======== Data

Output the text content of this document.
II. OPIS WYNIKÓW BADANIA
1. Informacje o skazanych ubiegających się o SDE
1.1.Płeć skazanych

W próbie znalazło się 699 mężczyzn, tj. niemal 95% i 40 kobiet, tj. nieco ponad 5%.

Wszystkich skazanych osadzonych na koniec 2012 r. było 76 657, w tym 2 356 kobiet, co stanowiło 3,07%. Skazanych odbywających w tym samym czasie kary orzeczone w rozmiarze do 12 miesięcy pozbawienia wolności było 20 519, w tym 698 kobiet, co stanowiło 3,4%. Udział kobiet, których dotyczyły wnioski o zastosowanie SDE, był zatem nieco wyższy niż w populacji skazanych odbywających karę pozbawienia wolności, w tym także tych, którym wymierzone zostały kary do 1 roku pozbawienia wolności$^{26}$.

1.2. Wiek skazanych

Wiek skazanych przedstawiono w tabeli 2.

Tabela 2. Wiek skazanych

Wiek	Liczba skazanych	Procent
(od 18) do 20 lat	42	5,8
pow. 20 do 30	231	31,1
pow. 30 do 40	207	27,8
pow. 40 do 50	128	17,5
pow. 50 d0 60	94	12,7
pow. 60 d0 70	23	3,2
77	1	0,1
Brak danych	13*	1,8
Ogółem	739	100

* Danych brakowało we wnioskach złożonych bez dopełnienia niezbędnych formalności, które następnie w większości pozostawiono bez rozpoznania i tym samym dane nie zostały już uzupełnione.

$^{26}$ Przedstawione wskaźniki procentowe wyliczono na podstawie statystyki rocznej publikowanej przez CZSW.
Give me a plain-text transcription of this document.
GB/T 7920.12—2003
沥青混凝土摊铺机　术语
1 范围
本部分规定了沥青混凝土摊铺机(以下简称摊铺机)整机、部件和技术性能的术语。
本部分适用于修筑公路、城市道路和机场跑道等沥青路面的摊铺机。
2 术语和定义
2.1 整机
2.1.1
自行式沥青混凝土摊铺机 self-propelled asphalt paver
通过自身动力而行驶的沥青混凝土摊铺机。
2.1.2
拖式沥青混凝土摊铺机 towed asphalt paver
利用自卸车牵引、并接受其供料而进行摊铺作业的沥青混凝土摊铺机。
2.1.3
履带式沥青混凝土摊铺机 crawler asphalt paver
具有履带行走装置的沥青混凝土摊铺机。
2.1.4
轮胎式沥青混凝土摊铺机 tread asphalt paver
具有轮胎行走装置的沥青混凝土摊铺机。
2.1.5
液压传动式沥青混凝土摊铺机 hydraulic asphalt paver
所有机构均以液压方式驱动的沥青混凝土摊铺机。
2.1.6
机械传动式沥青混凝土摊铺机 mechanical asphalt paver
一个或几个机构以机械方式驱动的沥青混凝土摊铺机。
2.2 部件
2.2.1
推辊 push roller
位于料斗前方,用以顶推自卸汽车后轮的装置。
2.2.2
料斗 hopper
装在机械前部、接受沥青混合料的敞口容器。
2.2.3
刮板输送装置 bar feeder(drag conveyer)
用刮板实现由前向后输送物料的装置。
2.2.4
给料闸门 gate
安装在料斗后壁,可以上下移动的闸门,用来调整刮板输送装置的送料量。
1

================
======== Data

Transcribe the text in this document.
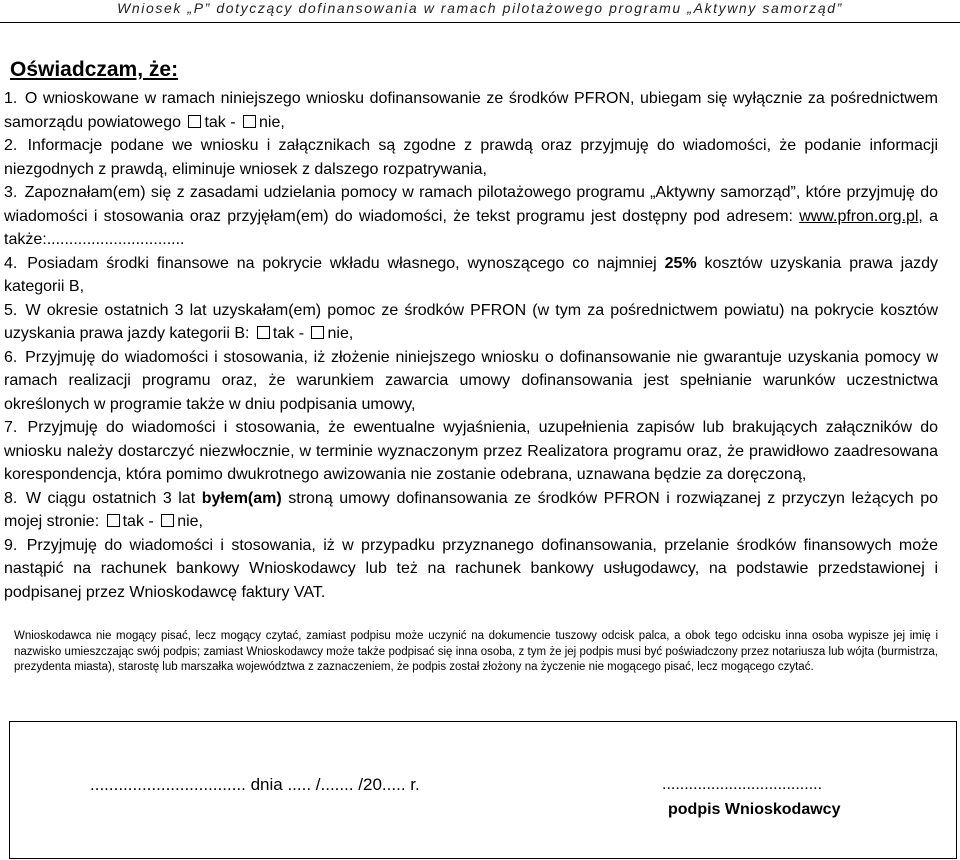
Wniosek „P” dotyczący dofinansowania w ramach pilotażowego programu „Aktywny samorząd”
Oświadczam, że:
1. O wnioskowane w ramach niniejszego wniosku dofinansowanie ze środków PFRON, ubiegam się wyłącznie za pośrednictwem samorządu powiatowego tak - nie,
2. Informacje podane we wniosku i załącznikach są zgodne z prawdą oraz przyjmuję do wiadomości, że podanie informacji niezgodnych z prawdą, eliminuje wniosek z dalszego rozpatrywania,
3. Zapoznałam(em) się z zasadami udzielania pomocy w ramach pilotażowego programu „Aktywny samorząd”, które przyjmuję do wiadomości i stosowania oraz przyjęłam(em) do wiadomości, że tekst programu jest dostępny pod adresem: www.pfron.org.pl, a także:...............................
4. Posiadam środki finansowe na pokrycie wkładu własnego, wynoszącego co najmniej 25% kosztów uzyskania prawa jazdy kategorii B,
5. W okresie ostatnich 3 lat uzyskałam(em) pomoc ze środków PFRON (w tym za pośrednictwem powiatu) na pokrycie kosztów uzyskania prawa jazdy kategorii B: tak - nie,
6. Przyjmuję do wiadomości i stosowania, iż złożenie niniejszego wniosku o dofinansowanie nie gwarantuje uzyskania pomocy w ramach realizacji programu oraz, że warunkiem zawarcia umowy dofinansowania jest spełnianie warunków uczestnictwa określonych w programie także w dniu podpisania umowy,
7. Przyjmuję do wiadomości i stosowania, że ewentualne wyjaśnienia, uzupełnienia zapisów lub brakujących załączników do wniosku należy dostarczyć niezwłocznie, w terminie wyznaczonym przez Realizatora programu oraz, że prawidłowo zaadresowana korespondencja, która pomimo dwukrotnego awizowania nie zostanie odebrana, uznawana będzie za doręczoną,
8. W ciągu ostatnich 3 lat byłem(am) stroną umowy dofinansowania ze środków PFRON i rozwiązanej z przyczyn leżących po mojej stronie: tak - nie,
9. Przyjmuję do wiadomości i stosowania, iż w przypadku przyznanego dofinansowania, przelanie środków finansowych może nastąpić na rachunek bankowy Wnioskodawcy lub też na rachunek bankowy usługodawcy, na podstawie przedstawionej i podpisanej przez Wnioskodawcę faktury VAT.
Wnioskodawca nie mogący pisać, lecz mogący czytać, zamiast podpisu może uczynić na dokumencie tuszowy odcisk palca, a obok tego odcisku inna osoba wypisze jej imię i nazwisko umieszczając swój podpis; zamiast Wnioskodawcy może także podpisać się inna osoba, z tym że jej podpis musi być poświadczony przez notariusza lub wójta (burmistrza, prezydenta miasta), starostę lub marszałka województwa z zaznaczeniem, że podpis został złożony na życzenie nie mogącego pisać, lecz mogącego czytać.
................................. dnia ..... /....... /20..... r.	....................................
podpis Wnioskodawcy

================

> [Task] From the entries above, return each line with the word "pilotażowego" in it.

> [Reply to the task]
Wniosek „P” dotyczący dofinansowania w ramach pilotażowego programu „Aktywny samorząd”
3. Zapoznałam(em) się z zasadami udzielania pomocy w ramach pilotażowego programu „Aktywny samorząd”, które przyjmuję do wiadomości i stosowania oraz przyjęłam(em) do wiadomości, że tekst programu jest dostępny pod adresem: www.pfron.org.pl, a także:...............................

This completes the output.